▶ **Exercise inputs**
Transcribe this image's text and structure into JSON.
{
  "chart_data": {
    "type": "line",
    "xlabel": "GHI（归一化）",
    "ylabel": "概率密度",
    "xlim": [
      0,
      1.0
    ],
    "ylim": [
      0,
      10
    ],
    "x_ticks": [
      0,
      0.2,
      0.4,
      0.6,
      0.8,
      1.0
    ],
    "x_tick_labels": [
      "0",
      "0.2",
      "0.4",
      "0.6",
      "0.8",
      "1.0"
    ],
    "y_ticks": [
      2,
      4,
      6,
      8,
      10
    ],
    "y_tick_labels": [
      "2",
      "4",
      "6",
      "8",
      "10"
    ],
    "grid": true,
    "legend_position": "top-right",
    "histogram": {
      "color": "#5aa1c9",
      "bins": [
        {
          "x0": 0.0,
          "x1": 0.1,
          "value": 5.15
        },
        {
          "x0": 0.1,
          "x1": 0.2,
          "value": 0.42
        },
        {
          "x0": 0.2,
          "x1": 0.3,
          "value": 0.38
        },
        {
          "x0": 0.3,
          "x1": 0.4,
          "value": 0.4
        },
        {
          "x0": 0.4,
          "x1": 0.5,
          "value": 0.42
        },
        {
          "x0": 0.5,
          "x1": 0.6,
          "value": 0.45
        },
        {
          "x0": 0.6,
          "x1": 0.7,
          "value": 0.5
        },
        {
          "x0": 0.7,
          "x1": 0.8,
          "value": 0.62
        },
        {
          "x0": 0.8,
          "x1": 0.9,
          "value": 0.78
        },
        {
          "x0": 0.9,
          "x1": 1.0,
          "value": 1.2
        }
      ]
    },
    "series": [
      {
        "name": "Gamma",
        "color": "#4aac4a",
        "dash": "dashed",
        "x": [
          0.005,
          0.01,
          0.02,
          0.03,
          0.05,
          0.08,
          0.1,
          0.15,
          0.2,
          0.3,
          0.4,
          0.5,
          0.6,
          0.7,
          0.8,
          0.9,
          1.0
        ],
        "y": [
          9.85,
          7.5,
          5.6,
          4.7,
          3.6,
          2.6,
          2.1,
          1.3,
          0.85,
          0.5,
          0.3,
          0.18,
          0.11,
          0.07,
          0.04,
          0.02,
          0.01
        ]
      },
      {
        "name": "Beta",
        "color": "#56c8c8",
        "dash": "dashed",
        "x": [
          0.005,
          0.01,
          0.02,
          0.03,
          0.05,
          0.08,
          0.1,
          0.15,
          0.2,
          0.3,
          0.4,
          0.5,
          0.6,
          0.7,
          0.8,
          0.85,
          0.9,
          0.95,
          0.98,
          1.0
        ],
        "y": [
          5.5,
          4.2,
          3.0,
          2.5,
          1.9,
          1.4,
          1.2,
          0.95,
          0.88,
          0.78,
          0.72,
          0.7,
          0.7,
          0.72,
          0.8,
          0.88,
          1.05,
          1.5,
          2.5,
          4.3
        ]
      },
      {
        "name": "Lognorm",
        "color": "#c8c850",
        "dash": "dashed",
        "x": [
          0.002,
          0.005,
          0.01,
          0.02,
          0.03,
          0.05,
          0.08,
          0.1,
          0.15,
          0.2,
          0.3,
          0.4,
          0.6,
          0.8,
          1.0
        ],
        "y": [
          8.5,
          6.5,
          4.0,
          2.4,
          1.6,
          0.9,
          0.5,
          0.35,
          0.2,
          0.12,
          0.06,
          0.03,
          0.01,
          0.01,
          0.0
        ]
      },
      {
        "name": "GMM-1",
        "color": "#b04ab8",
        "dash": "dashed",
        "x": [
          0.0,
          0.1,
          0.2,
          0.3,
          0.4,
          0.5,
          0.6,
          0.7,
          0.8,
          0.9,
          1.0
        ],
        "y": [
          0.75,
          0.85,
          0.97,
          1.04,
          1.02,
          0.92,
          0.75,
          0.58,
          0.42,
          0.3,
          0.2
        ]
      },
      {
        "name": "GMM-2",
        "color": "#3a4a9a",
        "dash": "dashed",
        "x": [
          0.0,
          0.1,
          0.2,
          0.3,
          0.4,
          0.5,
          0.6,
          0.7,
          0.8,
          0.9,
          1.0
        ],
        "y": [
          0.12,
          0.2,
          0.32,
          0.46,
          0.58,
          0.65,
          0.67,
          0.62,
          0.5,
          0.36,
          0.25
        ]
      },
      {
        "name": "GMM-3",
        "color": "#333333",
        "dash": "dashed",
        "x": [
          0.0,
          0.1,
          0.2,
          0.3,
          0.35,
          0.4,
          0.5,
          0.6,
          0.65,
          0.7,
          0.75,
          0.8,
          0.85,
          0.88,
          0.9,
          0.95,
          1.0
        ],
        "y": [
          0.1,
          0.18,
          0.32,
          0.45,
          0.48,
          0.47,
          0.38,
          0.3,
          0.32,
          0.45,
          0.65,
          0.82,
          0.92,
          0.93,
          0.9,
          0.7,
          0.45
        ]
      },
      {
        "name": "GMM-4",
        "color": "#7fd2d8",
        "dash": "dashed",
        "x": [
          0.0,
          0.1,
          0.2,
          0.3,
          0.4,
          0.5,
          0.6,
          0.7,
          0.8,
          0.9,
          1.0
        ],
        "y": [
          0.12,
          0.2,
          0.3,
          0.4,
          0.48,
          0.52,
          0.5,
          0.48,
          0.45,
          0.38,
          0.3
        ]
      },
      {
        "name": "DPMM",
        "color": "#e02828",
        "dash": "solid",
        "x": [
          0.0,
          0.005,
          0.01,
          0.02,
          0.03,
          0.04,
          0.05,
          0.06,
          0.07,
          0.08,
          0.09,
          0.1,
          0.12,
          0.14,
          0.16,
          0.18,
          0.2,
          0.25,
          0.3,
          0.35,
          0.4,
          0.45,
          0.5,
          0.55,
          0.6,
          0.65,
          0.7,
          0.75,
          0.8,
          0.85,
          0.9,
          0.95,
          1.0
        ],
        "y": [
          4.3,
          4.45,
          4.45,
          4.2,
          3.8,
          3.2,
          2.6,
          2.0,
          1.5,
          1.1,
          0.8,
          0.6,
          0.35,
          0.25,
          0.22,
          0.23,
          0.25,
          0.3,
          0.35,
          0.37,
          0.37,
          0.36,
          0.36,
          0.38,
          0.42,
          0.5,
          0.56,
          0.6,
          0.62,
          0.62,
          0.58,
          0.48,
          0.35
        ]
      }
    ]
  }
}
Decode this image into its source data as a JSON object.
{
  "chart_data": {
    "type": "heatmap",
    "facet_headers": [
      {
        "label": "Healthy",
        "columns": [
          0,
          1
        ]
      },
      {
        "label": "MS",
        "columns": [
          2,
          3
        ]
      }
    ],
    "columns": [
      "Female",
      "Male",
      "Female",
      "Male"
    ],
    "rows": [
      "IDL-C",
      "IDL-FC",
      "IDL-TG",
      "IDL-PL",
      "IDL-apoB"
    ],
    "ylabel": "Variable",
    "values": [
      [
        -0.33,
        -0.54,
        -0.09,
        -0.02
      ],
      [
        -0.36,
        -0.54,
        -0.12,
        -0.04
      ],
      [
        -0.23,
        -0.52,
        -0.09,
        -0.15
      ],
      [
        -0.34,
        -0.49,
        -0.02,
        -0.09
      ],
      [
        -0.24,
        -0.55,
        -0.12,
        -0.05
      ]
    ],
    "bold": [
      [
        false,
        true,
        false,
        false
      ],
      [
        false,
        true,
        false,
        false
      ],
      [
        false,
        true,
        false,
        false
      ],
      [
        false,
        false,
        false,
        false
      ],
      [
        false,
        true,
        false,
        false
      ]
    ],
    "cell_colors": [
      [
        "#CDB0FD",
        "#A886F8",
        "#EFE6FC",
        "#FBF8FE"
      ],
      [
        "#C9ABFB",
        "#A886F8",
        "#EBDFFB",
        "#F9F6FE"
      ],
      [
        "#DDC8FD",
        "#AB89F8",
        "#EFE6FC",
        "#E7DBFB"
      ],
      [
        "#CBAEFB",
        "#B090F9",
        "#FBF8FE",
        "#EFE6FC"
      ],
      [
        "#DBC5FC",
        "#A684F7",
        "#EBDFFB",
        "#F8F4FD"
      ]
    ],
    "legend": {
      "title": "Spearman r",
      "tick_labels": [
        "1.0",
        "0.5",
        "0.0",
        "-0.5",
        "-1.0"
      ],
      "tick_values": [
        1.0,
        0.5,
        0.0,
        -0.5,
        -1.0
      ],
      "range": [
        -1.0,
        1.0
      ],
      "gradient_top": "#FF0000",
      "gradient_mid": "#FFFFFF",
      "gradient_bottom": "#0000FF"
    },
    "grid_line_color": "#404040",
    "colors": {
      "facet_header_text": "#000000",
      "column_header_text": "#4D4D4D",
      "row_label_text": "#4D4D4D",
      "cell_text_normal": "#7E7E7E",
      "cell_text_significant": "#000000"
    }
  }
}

▶ **Problem details**
Track down every line of the material containing the string "image", and copy it.

▶ **Task solution**
Transcribe this image's text and structure into JSON.
Decode this image into its source data as a JSON object.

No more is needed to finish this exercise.